### Task directions
Work through the data below line by line and say how many lines hold "Olavi"; give only the number.

==== Entries provided

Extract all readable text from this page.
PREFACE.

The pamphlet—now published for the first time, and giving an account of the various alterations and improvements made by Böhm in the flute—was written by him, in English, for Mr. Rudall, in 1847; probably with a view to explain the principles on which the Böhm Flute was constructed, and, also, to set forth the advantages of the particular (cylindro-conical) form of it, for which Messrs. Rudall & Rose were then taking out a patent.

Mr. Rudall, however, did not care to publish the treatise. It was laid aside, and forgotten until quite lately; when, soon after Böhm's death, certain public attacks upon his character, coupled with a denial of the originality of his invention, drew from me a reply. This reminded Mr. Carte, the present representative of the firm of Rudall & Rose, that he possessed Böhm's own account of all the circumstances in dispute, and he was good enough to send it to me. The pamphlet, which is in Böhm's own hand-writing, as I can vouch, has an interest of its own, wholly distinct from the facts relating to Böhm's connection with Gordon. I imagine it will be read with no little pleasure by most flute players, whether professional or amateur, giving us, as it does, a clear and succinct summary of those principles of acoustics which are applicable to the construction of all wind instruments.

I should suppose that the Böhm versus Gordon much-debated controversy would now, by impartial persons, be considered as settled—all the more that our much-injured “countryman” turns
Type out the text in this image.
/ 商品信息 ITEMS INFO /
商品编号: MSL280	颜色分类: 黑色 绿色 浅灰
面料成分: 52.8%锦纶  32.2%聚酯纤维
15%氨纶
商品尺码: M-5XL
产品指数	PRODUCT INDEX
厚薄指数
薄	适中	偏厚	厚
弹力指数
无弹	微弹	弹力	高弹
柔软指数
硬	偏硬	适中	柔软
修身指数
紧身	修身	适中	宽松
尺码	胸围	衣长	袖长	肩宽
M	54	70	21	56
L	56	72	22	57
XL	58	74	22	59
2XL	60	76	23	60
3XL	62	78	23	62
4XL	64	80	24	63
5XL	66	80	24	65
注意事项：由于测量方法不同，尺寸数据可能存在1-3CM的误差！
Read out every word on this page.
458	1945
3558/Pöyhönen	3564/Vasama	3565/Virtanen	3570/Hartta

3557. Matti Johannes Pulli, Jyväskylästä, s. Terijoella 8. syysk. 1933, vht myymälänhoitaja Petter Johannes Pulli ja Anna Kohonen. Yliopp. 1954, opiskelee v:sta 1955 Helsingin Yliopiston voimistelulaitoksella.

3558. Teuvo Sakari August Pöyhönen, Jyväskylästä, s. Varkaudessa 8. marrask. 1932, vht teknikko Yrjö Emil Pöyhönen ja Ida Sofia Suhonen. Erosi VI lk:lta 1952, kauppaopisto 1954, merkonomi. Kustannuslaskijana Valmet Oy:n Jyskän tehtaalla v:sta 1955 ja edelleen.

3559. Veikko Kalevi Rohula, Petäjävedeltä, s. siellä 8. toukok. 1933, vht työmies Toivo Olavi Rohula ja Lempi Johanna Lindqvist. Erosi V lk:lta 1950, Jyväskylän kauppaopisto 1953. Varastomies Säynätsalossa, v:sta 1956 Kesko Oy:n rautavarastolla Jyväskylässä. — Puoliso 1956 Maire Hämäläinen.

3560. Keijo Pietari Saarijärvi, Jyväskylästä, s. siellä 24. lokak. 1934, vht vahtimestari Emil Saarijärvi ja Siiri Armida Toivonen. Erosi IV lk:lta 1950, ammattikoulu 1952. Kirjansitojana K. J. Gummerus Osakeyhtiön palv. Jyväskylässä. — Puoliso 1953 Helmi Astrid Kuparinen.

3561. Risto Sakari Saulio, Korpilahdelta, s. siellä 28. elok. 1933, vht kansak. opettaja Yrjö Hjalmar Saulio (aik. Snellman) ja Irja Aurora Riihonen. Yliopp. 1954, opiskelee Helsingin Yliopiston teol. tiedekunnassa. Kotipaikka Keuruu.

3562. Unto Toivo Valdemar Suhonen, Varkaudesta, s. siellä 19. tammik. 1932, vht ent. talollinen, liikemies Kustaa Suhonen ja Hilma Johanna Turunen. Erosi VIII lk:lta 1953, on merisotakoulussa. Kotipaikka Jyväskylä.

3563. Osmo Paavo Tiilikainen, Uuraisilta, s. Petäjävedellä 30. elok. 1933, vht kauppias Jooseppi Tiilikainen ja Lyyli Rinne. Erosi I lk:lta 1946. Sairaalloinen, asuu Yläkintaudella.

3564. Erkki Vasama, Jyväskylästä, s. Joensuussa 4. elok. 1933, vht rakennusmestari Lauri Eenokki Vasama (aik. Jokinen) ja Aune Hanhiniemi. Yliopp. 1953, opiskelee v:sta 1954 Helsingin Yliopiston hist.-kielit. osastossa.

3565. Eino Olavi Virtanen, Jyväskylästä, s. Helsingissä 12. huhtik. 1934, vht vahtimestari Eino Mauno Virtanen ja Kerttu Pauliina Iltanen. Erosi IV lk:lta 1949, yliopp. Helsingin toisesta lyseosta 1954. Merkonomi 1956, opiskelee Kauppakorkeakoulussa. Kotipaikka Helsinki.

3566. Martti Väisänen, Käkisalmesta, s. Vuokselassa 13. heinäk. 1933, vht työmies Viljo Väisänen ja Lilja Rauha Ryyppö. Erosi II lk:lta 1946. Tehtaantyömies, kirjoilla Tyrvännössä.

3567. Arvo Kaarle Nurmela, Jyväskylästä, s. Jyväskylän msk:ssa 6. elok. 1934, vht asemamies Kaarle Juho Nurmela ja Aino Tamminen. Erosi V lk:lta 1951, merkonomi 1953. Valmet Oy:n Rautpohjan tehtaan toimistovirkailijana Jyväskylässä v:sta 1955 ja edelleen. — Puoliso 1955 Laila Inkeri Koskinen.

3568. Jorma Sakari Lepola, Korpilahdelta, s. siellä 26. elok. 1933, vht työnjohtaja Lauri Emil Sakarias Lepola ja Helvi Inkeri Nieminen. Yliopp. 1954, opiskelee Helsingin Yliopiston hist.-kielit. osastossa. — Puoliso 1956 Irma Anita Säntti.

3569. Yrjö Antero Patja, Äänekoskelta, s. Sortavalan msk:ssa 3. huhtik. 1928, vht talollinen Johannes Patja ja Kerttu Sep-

========

### Result of the exercise
2